Source excerpt.
Today I had the honor of reading a very special story to a bunch of wiggly, curious, diverse, brilliant and open minded second graders. Greyson spends a small amount of time in this classroom each day, and I wanted to start an open and honest dialogue with these kiddos. Second grade is still so young, but not too young to notice differences. I thought long and hard and for weeks about how I could talk to them honestly, without feeling like I was betraying or disgracing Grey. I debated if I should even do it at all. I put myself in my second grade mind- How would I feel listening to this story? How would I feel if the story was being told about me? I thought and I thought and I thought until my eyes crossed and my mind grew dizzy. I bought different books on explaining autism and differences and thought about reading those. They were all so indirect and just didn't feel like me or Grey at all. And then one Saturday morning I woke up and I wrote. And I wrote and wrote and then wrote some more. I couldn't stop. I was in my pajamas until 1pm, in my bed- writing and creating and thinking and feeling. And on that day the story I am about to share with you was born. I started by sharing some objects with the kids.
"Can you tell how these objects are the same?" I asked them. They all starting yelling out answers and the room began to vibrate. FRUIT! The chorus sang. "Now who can tell me how they are different by a show of hands?" (I realized quickly I had to say that last part, otherwise everyone exploded into an answer all at once.)
"How about these items?" I asked, again looking for same and different.
"Now these items may be a little trickier", I told them. "How are these items different?" "Well one is a decoration and one is a piece of fruit", a child answered. "How are these same?" I asked, wondering if this would stump them. They had the GREATEST of answers: They both have a sticker on them (which they do. The yellow owl has one on the bottom.) They both cost money. Yes, yes, yes!!! I squealed, so excited that they were coming up with answers I hadn't even thought about. "They are both smooth", I added. I told them I had a very special book to share with them, one that also talks about same and different. I prayed I wouldn't curse or do or say anything inappropriate and I began...

What is asked.
(a) Translate this sentence from the account of the second-grade classroom reading into Spanish: "Second grade is still so young, but not too young to notice differences."
(b) Pick up the account of the second-grade classroom reading after its last sentence and carry it on for a paragraph.
The records have no connection to the account of the second-grade classroom reading.

Dataset entries.
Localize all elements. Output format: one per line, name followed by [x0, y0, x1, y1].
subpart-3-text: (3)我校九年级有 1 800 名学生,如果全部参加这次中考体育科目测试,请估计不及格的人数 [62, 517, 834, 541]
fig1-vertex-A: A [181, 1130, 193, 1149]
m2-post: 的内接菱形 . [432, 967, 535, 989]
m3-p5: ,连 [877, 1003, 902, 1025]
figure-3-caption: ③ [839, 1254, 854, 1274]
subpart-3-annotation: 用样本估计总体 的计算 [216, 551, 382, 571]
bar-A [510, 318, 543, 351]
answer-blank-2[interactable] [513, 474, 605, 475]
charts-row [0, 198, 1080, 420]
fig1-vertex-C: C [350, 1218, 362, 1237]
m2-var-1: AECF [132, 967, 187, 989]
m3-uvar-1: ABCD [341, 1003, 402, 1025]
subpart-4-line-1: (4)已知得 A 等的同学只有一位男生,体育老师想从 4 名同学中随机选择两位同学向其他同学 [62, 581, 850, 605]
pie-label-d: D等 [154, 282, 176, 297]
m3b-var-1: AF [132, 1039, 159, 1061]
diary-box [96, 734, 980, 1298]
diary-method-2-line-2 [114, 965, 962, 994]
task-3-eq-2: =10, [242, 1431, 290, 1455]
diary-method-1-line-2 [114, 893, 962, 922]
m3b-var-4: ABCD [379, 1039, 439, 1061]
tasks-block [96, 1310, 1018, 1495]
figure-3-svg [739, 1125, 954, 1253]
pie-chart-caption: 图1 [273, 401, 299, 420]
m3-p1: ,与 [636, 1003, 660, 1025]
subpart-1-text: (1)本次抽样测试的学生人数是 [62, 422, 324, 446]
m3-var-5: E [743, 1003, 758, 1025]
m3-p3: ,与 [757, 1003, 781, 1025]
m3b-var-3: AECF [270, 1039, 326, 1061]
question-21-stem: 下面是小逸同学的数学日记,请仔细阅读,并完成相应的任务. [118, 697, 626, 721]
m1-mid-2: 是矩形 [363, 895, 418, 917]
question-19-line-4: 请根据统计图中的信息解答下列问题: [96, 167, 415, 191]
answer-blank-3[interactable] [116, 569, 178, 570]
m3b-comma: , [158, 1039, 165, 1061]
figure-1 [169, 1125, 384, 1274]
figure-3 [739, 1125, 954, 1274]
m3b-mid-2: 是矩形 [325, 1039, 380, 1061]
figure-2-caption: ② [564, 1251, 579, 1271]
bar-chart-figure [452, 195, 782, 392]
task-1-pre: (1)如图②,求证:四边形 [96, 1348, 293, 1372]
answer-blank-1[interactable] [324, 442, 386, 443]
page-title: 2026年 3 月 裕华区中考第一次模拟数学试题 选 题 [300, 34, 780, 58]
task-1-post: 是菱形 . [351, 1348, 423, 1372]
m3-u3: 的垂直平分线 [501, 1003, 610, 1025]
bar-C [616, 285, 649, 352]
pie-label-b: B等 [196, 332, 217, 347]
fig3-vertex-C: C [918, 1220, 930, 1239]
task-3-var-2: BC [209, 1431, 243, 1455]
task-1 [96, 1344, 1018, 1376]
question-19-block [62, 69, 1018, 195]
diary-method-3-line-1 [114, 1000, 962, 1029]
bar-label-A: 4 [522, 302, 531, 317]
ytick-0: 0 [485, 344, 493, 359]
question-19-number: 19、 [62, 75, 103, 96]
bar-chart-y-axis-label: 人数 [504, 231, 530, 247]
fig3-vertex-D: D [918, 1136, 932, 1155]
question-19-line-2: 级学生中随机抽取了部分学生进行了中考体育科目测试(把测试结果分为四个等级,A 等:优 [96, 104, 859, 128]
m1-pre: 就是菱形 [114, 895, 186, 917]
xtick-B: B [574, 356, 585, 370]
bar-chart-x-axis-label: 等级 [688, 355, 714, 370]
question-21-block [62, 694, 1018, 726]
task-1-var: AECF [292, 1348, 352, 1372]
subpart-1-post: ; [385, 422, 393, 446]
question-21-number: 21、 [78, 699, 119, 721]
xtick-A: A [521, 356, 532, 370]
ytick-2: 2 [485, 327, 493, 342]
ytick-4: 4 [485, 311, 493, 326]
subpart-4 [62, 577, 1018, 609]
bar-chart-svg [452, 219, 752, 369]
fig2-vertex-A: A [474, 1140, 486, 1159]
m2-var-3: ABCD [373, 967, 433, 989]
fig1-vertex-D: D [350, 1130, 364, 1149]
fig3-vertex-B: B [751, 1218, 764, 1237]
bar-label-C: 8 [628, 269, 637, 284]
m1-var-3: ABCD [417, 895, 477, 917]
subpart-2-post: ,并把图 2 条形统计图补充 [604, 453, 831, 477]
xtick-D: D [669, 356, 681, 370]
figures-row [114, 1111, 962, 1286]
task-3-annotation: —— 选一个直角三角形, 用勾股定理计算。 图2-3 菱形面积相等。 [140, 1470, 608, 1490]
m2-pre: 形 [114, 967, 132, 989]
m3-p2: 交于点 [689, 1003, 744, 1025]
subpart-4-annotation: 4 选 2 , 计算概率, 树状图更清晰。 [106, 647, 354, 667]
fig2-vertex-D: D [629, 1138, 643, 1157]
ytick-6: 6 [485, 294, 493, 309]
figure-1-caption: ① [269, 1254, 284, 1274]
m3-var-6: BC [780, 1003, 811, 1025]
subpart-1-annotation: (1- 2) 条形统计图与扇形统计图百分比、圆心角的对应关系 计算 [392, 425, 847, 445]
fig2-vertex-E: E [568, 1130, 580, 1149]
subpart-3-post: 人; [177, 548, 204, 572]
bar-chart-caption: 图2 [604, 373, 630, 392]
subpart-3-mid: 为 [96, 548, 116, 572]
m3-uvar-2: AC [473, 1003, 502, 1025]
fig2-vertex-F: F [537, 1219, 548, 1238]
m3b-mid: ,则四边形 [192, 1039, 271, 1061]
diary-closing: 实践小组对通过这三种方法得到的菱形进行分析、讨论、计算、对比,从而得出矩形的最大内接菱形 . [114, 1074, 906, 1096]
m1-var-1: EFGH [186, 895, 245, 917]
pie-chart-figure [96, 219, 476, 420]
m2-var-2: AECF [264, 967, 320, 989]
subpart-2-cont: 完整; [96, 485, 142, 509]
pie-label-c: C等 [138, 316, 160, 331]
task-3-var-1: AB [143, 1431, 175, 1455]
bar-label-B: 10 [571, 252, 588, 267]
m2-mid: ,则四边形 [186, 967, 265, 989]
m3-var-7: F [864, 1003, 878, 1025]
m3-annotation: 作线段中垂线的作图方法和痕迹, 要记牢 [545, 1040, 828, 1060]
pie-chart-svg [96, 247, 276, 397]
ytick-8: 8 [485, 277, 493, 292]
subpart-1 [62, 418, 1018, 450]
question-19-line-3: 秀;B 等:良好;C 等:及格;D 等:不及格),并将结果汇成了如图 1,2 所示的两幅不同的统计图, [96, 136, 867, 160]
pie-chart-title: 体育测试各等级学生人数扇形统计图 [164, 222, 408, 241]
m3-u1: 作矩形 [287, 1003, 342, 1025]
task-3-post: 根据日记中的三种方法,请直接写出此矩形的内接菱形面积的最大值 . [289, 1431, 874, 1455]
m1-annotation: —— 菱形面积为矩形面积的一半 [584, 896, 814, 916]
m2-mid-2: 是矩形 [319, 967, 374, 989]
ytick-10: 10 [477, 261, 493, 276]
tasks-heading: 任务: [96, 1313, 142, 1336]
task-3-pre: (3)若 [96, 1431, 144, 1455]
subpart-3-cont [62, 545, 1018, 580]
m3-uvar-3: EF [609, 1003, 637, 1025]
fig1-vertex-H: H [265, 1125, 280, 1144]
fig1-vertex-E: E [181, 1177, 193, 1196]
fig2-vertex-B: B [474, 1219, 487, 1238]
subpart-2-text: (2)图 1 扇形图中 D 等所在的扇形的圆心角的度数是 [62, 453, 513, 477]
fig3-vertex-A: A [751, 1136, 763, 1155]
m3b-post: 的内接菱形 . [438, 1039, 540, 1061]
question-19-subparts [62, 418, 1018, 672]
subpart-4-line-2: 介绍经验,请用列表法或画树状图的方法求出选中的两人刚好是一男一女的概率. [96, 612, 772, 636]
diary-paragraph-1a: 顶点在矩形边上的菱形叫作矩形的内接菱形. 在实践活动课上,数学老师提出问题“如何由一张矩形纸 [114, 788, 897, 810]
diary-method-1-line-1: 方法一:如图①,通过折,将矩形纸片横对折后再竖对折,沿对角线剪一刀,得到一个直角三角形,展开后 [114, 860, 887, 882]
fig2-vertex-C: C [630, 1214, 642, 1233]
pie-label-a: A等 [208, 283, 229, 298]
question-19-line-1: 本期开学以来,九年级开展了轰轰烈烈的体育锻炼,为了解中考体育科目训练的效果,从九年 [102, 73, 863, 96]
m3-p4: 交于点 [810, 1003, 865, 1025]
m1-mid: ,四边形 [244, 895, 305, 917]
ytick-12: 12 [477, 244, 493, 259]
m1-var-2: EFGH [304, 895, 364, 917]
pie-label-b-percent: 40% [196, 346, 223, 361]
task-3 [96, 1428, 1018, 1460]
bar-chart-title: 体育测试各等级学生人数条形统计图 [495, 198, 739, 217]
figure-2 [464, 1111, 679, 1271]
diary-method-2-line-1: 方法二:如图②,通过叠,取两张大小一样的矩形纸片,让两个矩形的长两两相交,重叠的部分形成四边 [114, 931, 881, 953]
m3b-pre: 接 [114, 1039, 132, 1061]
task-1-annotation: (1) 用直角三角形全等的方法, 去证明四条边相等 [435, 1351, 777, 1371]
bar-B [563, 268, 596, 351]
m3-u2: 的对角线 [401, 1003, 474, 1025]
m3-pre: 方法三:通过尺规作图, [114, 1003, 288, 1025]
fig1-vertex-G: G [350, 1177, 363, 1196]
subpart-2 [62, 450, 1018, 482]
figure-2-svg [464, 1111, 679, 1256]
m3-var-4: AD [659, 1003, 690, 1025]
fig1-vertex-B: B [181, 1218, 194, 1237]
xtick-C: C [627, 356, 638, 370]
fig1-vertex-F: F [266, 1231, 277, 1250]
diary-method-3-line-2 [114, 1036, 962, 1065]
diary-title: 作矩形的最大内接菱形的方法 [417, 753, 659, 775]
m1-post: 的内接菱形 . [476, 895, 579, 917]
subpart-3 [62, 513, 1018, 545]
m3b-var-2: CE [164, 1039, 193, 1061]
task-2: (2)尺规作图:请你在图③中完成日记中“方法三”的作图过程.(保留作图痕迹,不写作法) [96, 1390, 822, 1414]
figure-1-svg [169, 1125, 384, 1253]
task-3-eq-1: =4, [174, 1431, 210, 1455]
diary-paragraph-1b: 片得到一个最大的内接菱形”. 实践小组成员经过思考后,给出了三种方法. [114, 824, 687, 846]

Results for the exercise.
(a) Segundo grado es todavía una edad muy temprana, pero no demasiado temprana para notar las diferencias.

(b)
It's hard to describe how I felt reading the book. Some mixture of profound sadness, and absolute elation and joy and love and acceptance. "Does Greyson really learn how to talk better when we talk to him?" One little boy with bright eyes asked. "Absolutely," I told him. His eyes lit up even brighter. A precious little girl walked up to me afterwards. "I really like your book." She told me. And then she hugged me and said, "I love you." Oh you guys- I melted, and then froze because I didn't know what to do. Do I say I love you back? Will I get arrested? It was like I was looking down at a little me at that age who just wanted to love. "I love you too." I told her. Because I realized instantly, I'd rather get arrested than hurt her feelings. And I really did love her. And I love you dear friend, reading this too. And gosh, I love second graders. A place where someone who has autism really isn't different at all. When the world hasn't yet told you the dumb, made up rules like- You aren't allowed to tell people you don't really know that you love them. I think that rule needs to be tossed out. These kids are so smart, and it's so easy for them to figure out how we are different AND how we are all the same too. It really made me realize that grown ups are the ones who get stuck on the different and lose touch with the same part. Turns out those little nuggets weren't the only ones who learned today. I'm so grateful for all the lessons they taught me, important ones that I will carry with me for always.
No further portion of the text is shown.